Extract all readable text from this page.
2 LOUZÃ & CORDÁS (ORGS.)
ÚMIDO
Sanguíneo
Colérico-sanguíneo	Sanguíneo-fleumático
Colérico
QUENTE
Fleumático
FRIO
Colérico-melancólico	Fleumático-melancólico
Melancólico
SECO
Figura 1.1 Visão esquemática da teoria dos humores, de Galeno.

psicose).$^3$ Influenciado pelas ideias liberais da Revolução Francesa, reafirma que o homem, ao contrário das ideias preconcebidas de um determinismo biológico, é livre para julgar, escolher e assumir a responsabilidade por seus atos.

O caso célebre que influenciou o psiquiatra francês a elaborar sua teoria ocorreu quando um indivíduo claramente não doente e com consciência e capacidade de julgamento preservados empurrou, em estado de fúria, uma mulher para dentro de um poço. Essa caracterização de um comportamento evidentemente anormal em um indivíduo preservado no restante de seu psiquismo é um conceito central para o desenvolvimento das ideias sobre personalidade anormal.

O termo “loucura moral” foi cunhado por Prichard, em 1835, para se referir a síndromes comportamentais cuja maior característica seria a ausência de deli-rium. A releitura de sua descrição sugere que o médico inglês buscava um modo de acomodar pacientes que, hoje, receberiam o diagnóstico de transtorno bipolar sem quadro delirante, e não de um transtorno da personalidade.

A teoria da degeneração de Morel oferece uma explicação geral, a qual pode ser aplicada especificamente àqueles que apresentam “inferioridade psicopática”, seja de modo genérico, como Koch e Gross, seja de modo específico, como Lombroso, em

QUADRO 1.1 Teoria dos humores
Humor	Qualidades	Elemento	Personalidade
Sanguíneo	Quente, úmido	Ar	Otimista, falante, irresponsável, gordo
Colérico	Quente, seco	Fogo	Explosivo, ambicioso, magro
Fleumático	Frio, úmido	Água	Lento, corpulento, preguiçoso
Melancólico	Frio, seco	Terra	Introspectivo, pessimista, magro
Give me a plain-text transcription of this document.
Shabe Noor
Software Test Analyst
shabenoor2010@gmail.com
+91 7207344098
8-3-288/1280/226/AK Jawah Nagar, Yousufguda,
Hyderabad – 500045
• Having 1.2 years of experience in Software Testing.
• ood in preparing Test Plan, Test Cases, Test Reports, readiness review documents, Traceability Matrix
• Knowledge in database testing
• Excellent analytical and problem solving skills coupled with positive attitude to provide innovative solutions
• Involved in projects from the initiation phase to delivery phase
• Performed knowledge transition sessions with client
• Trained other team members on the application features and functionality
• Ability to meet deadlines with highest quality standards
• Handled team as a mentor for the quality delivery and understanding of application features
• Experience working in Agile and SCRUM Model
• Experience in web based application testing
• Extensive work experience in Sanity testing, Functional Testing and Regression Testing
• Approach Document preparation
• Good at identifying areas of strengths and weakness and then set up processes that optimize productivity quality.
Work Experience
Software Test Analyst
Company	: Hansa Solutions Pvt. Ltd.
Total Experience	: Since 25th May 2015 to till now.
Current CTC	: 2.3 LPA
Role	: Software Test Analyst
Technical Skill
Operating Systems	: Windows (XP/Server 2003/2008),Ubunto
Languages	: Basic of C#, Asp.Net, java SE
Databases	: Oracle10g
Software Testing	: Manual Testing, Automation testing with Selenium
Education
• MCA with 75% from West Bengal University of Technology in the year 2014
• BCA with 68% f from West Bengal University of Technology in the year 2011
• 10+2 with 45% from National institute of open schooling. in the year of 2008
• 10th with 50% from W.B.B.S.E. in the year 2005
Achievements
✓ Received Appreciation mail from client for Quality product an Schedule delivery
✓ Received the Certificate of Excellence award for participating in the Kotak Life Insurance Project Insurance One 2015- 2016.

**WHAT IS EXPECTED**
Copy all lines above containing the string "features".

**RESPONSE**
• Trained other team members on the application features and functionality
• Handled team as a mentor for the quality delivery and understanding of application features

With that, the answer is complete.